EXERCISE DIRECTIONS
The entries below need to be written out exactly, with no pictures included.

Extracted records:
________________________________________

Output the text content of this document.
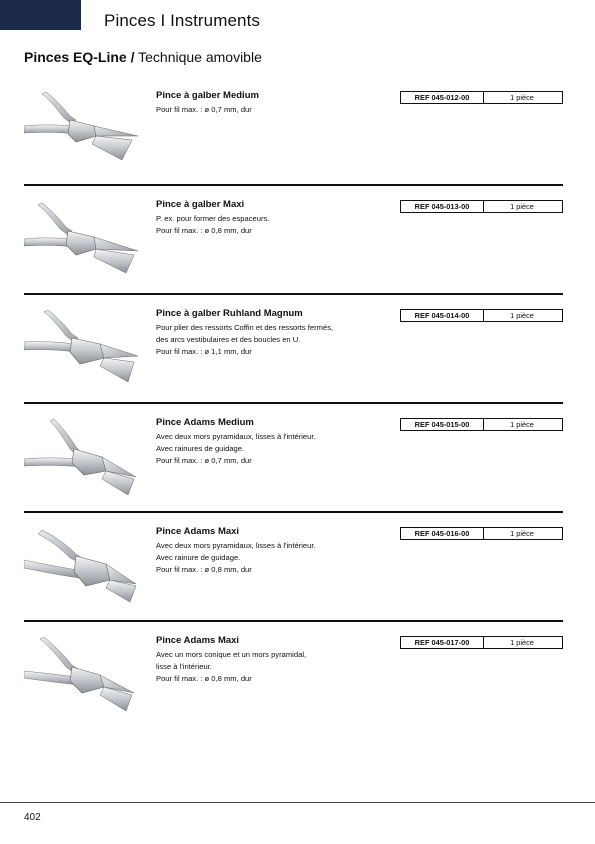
Pinces I Instruments
Pinces EQ-Line / Technique amovible
Pince à galber Medium
Pour fil max. : ø 0,7 mm, dur
REF 045-012-00	1 pièce
Pince à galber Maxi
P. ex. pour former des espaceurs.
Pour fil max. : ø 0,8 mm, dur
REF 045-013-00	1 pièce
Pince à galber Ruhland Magnum
Pour plier des ressorts Coffin et des ressorts fermés,
des arcs vestibulaires et des boucles en U.
Pour fil max. : ø 1,1 mm, dur
REF 045-014-00	1 pièce
Pince Adams Medium
Avec deux mors pyramidaux, lisses à l'intérieur.
Avec rainures de guidage.
Pour fil max. : ø 0,7 mm, dur
REF 045-015-00	1 pièce
Pince Adams Maxi
Avec deux mors pyramidaux, lisses à l'intérieur.
Avec rainure de guidage.
Pour fil max. : ø 0,8 mm, dur
REF 045-016-00	1 pièce
Pince Adams Maxi
Avec un mors conique et un mors pyramidal,
lisse à l'intérieur.
Pour fil max. : ø 0,8 mm, dur
REF 045-017-00	1 pièce
402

________________________________________

ANSWER FOR THIS EXERCISE
Output the text content of this document.
Pinces I Instruments
Pinces EQ-Line / Technique amovible
Pince à galber Medium
Pour fil max. : ø 0,7 mm, dur
REF 045-012-00	1 pièce
Pince à galber Maxi
P. ex. pour former des espaceurs.
Pour fil max. : ø 0,8 mm, dur
REF 045-013-00	1 pièce
Pince à galber Ruhland Magnum
Pour plier des ressorts Coffin et des ressorts fermés,
des arcs vestibulaires et des boucles en U.
Pour fil max. : ø 1,1 mm, dur
REF 045-014-00	1 pièce
Pince Adams Medium
Avec deux mors pyramidaux, lisses à l'intérieur.
Avec rainures de guidage.
Pour fil max. : ø 0,7 mm, dur
REF 045-015-00	1 pièce
Pince Adams Maxi
Avec deux mors pyramidaux, lisses à l'intérieur.
Avec rainure de guidage.
Pour fil max. : ø 0,8 mm, dur
REF 045-016-00	1 pièce
Pince Adams Maxi
Avec un mors conique et un mors pyramidal,
lisse à l'intérieur.
Pour fil max. : ø 0,8 mm, dur
REF 045-017-00	1 pièce
402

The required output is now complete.